Exercise set:
(1) Answer these three questions using the MCE pool patch thread.
(a) What warning does the patch author report seeing from the kernel in mce_gen_pool_add?
(b) According to the revised code comment, about how many MCE records can 8 pages hold?
(c) In the reply, which memory section is gen_pool_buf[] said to be in?
(2) Carry on the MCE pool patch thread from its last sentence, continuing the reply in the same voice.

Provided passage:
2023-10-11 16:34:13

by Filippo Sironi

[permalink] [raw]
Subject: [PATCH] x86/mce: Increase the size of the MCE pool from 2 to 8 pages

On some of our large servers and some of our most sorry servers ( :) ),
we're seeing the kernel reporting the warning in mce_gen_pool_add: "MCE
records pool full!". Let's increase the amount of memory that we use to
store the MCE records from 2 to 8 pages to prevent this from happening
and be able to collect useful information.

Signed-off-by: Filippo Sironi <[email protected]>
---
arch/x86/kernel/cpu/mce/genpool.c | 4 ++--
1 file changed, 2 insertions(+), 2 deletions(-)

diff --git a/arch/x86/kernel/cpu/mce/genpool.c b/arch/x86/kernel/cpu/mce/genpool.c
index fbe8b61c3413..870dcb7011cd 100644
--- a/arch/x86/kernel/cpu/mce/genpool.c
+++ b/arch/x86/kernel/cpu/mce/genpool.c
@@ -17,9 +17,9 @@
*
* This memory pool is only to be used to save MCE records in MCE context.
* MCE events are rare, so a fixed size memory pool should be enough. Use
- * 2 pages to save MCE events for now (~80 MCE records at most).
+ * 8 pages to save MCE events for now (~320 MCE records at most).
*/
-#define MCE_POOLSZ (2 * PAGE_SIZE)
+#define MCE_POOLSZ (8 * PAGE_SIZE)

static struct gen_pool *mce_evt_pool;
static LLIST_HEAD(mce_event_llist);
--
2.33.0




Amazon Development Center Germany GmbH
Krausenstr. 38
10117 Berlin
Geschaeftsfuehrung: Christian Schlaeger, Jonathan Weiss
Eingetragen am Amtsgericht Charlottenburg unter HRB 149173 B
Sitz: Berlin
Ust-ID: DE 289 237 879




2023-10-11 17:33:04

by Dave Hansen

[permalink] [raw]
Subject: Re: [PATCH] x86/mce: Increase the size of the MCE pool from 2 to 8 pages

On 10/11/23 09:33, Filippo Sironi wrote:
> On some of our large servers and some of our most sorry servers ( ???? ),
> we're seeing the kernel reporting the warning in mce_gen_pool_add: "MCE
> records pool full!". Let's increase the amount of memory that we use to
> store the MCE records from 2 to 8 pages to prevent this from happening
> and be able to collect useful information.

MCE_POOLSZ is used to size gen_pool_buf[] which was a line out of your
diff context:

> #define MCE_POOLSZ (2 * PAGE_SIZE)
>
> static struct gen_pool *mce_evt_pool;
> static LLIST_HEAD(mce_event_llist);
> static char gen_pool_buf[MCE_POOLSZ];

That's in .bss which means it eats up memory for *everyone*. It seems a
little silly to eat up an extra 6 pages of memory for *everyone* in
order to get rid of a message on what I assume is a relatively small set
of "sorry servers".

Region annotation records:
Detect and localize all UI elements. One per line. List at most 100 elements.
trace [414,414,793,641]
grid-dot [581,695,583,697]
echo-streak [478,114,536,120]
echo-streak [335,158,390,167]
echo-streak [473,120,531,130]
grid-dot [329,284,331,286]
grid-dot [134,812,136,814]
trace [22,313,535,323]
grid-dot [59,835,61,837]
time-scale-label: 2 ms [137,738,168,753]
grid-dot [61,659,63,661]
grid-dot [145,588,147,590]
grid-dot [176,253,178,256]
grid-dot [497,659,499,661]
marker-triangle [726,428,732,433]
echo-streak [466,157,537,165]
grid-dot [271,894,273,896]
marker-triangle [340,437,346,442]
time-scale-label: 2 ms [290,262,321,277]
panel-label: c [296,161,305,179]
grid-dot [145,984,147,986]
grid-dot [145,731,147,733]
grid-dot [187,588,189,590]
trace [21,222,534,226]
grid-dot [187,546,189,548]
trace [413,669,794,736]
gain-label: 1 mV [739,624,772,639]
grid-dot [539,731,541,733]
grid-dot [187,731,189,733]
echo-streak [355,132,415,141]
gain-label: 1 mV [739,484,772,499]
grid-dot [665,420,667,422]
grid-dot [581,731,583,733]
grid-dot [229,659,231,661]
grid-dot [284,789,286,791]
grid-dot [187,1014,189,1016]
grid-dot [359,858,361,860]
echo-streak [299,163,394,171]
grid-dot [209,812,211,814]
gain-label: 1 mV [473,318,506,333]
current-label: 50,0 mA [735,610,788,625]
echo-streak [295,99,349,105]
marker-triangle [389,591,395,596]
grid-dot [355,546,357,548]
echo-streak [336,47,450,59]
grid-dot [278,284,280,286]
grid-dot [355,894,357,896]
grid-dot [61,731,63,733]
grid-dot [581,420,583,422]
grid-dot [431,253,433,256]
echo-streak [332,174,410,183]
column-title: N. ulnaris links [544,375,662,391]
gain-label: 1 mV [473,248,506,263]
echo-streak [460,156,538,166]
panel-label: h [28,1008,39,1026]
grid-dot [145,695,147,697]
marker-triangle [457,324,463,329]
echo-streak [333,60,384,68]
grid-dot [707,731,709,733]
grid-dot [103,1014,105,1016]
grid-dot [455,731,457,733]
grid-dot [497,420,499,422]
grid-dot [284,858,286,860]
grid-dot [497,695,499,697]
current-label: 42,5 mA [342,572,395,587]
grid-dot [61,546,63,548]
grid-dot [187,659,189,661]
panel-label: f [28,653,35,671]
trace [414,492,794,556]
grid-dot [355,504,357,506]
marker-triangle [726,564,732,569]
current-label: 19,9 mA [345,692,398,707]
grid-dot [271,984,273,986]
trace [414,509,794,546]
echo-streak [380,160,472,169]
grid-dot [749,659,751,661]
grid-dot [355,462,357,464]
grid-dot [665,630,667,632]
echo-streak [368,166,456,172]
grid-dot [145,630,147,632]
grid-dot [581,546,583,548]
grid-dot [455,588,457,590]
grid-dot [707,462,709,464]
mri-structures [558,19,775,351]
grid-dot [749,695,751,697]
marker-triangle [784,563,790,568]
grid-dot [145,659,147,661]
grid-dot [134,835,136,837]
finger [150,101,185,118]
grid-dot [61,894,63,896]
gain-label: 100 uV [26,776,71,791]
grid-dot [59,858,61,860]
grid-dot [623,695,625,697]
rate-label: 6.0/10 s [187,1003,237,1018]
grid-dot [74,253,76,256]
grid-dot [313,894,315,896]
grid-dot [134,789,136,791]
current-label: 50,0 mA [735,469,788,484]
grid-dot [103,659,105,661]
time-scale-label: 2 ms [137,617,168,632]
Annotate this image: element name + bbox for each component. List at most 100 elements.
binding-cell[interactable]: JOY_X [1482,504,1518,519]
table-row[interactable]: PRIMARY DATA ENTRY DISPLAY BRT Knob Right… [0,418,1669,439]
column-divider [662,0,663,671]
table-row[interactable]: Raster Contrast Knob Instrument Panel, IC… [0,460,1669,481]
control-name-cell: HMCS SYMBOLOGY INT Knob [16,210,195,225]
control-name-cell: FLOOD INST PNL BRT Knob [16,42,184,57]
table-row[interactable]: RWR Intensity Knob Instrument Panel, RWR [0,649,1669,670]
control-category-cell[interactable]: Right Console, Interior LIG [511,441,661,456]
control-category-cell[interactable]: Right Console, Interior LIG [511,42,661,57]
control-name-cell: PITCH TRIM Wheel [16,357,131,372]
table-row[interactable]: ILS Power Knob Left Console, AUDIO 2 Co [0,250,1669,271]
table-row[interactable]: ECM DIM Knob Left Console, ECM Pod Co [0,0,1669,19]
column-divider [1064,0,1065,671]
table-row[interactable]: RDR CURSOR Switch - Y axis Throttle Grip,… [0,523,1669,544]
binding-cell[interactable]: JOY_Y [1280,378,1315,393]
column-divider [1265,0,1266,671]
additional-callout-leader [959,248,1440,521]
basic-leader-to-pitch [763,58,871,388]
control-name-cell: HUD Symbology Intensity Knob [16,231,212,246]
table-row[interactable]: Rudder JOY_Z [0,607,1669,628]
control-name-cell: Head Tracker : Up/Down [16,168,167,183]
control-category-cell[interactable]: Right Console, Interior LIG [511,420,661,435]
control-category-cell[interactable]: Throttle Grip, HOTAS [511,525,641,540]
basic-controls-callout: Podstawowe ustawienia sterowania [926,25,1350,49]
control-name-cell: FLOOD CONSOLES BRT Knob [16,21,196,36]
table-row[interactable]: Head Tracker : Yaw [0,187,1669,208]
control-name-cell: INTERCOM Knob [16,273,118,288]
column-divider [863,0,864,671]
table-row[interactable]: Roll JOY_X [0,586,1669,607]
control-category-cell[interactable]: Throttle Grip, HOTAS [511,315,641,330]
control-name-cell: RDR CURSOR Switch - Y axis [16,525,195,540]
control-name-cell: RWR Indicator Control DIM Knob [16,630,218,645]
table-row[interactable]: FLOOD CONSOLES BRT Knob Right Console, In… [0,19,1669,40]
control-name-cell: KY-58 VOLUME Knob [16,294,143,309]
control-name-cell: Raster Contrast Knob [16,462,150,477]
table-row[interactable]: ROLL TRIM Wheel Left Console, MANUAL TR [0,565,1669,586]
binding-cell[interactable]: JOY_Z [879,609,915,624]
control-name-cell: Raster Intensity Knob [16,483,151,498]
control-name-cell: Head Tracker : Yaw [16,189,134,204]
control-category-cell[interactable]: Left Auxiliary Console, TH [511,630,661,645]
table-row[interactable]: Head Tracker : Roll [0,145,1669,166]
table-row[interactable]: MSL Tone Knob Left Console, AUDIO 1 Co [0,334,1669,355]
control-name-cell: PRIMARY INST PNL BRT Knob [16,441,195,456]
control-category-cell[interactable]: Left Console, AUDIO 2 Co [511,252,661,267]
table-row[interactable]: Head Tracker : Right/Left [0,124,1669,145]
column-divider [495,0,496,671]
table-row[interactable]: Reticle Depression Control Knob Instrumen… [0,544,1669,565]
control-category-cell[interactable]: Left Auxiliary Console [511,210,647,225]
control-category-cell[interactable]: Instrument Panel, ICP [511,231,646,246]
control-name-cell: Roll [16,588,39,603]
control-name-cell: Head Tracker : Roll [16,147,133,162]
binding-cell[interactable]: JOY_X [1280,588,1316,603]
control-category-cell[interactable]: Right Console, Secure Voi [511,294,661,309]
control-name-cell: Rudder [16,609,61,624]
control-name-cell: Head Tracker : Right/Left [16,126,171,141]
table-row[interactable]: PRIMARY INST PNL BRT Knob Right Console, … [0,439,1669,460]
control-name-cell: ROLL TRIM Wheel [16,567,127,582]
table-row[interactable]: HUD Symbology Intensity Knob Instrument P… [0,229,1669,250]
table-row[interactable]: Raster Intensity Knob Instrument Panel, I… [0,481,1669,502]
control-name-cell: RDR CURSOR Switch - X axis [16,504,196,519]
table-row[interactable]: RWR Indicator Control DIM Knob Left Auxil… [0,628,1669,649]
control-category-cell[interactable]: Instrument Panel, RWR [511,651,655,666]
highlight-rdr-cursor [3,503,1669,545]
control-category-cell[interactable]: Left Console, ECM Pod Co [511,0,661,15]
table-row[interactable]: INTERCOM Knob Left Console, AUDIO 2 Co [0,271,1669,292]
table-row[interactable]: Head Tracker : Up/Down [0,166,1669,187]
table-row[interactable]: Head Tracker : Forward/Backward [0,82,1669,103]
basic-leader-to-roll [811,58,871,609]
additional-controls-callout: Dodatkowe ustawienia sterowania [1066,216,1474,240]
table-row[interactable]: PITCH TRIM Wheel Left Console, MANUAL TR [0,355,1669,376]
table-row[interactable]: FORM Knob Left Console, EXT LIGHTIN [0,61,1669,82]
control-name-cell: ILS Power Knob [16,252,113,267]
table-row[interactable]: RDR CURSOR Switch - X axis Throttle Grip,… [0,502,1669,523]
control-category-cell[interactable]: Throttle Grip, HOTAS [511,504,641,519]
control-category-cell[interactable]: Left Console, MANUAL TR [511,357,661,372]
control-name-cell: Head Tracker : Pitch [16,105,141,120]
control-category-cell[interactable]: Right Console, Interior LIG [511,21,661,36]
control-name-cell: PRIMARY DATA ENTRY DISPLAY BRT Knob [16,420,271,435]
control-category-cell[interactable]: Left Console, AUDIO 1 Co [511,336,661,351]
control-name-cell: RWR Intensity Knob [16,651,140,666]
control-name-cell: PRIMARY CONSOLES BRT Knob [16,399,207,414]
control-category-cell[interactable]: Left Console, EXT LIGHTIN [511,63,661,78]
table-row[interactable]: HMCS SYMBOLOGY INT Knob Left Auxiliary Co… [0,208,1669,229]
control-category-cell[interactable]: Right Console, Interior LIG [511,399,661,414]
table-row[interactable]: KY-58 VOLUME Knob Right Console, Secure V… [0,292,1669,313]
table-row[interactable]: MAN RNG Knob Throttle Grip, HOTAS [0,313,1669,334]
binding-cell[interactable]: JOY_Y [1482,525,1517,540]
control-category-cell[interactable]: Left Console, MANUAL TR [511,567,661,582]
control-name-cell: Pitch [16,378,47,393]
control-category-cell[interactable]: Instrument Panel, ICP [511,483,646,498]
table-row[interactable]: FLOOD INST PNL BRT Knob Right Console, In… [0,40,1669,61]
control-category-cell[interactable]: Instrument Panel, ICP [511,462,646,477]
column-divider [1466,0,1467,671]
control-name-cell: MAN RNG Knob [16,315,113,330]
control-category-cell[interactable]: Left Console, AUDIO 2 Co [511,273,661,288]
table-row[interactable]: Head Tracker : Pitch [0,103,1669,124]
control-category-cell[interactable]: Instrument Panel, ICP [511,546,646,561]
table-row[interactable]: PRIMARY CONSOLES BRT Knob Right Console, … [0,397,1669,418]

Answers to the tasks:
(1)
(a) "MCE records pool full!"
(b) About 320 MCE records.
(c) .bss

(2)
Is there any way that the size of the pool can be more automatically
determined? Is the likelihood of a bunch errors proportional to the
number of CPUs or amount of RAM or some other aspect of the hardware?

Could the pool be emptied more aggressively so that it does not fill up?

Last, what is the _actual_ harm caused by missing this "useful
information"? Is collecting that information collectively really worth
24kb*NR_X86_SYSTEMS_ON_EARTH? Is it really that valuable to know that
the system got 4,000 ECC errors on a DIMM versus 1,000?

If there's no other choice and this extra information is *CRITICAL*,
then by all means let's enlarge the buffer. But, let's please do it for
a known, tangible benefit.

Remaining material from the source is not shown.